### INSTRUCTION
From the listing below, pick out each line with the word "into".

### RECORDS SUPPLIED
.....

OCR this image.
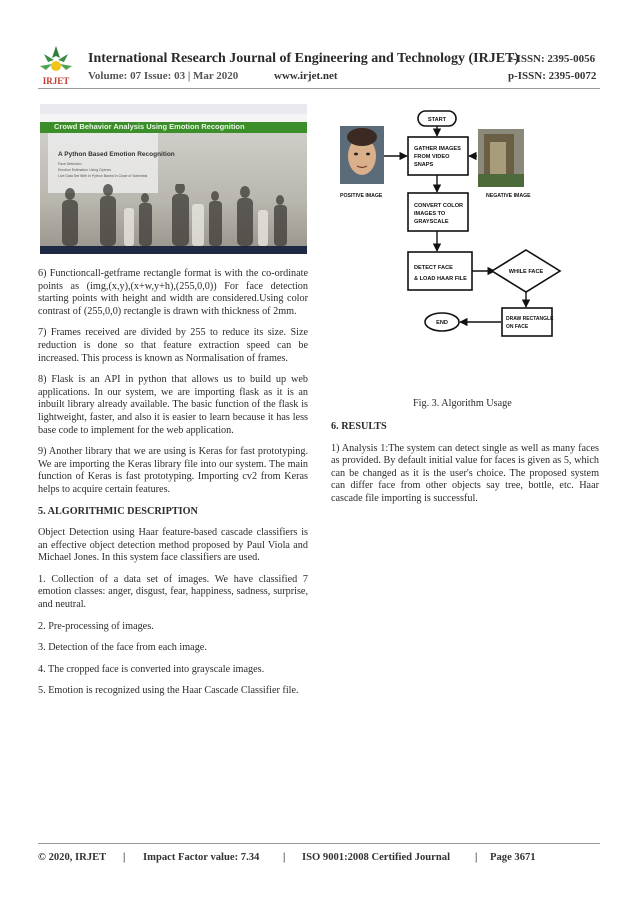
IRJET
International Research Journal of Engineering and Technology (IRJET)
Volume: 07 Issue: 03 | Mar 2020	www.irjet.net
e-ISSN: 2395-0056
p-ISSN: 2395-0072
Crowd Behavior Analysis Using Emotion Recognition
A Python Based Emotion Recognition
Face Detection
Emotion Estimation Using Opencv
Live Data Set With In Python Based In Close of Scientists

6) Functioncall-getframe rectangle format is with the co-ordinate points as (img,(x,y),(x+w,y+h),(255,0,0)) For face detection starting points with height and width are considered.Using color contrast of (255,0,0) rectangle is drawn with thickness of 2mm.

7) Frames received are divided by 255 to reduce its size. Size reduction is done so that feature extraction speed can be increased. This process is known as Normalisation of frames.

8) Flask is an API in python that allows us to build up web applications. In our system, we are importing flask as it is an inbuilt library already available. The basic function of the flask is lightweight, faster, and also it is easier to learn because it has less base code to implement for the web application.

9) Another library that we are using is Keras for fast prototyping. We are importing the Keras library file into our system. The main function of Keras is fast prototyping. Importing cv2 from Keras helps to acquire certain features.

5. ALGORITHMIC DESCRIPTION

Object Detection using Haar feature-based cascade classifiers is an effective object detection method proposed by Paul Viola and Michael Jones. In this system face classifiers are used.

1. Collection of a data set of images. We have classified 7 emotion classes: anger, disgust, fear, happiness, sadness, surprise, and neutral.

2. Pre-processing of images.

3. Detection of the face from each image.

4. The cropped face is converted into grayscale images.

5. Emotion is recognized using the Haar Cascade Classifier file.

POSITIVE IMAGE	NEGATIVE IMAGE
START
GATHER IMAGES
FROM VIDEO
SNAPS
CONVERT COLOR
IMAGES TO
GRAYSCALE
DETECT FACE
& LOAD HAAR FILE
WHILE FACE
DRAW RECTANGLE
ON FACE
END
Fig. 3. Algorithm Usage
6. RESULTS

1) Analysis 1:The system can detect single as well as many faces as provided. By default initial value for faces is given as 5, which can be changed as it is the user's choice. The proposed system can differ face from other objects say tree, bottle, etc. Haar cascade file importing is successful.

© 2020, IRJET | Impact Factor value: 7.34 | ISO 9001:2008 Certified Journal | Page 3671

.....

### SOLUTION TO THIS TASK
9) Another library that we are using is Keras for fast prototyping. We are importing the Keras library file into our system. The main function of Keras is fast prototyping. Importing cv2 from Keras helps to acquire certain features.
4. The cropped face is converted into grayscale images.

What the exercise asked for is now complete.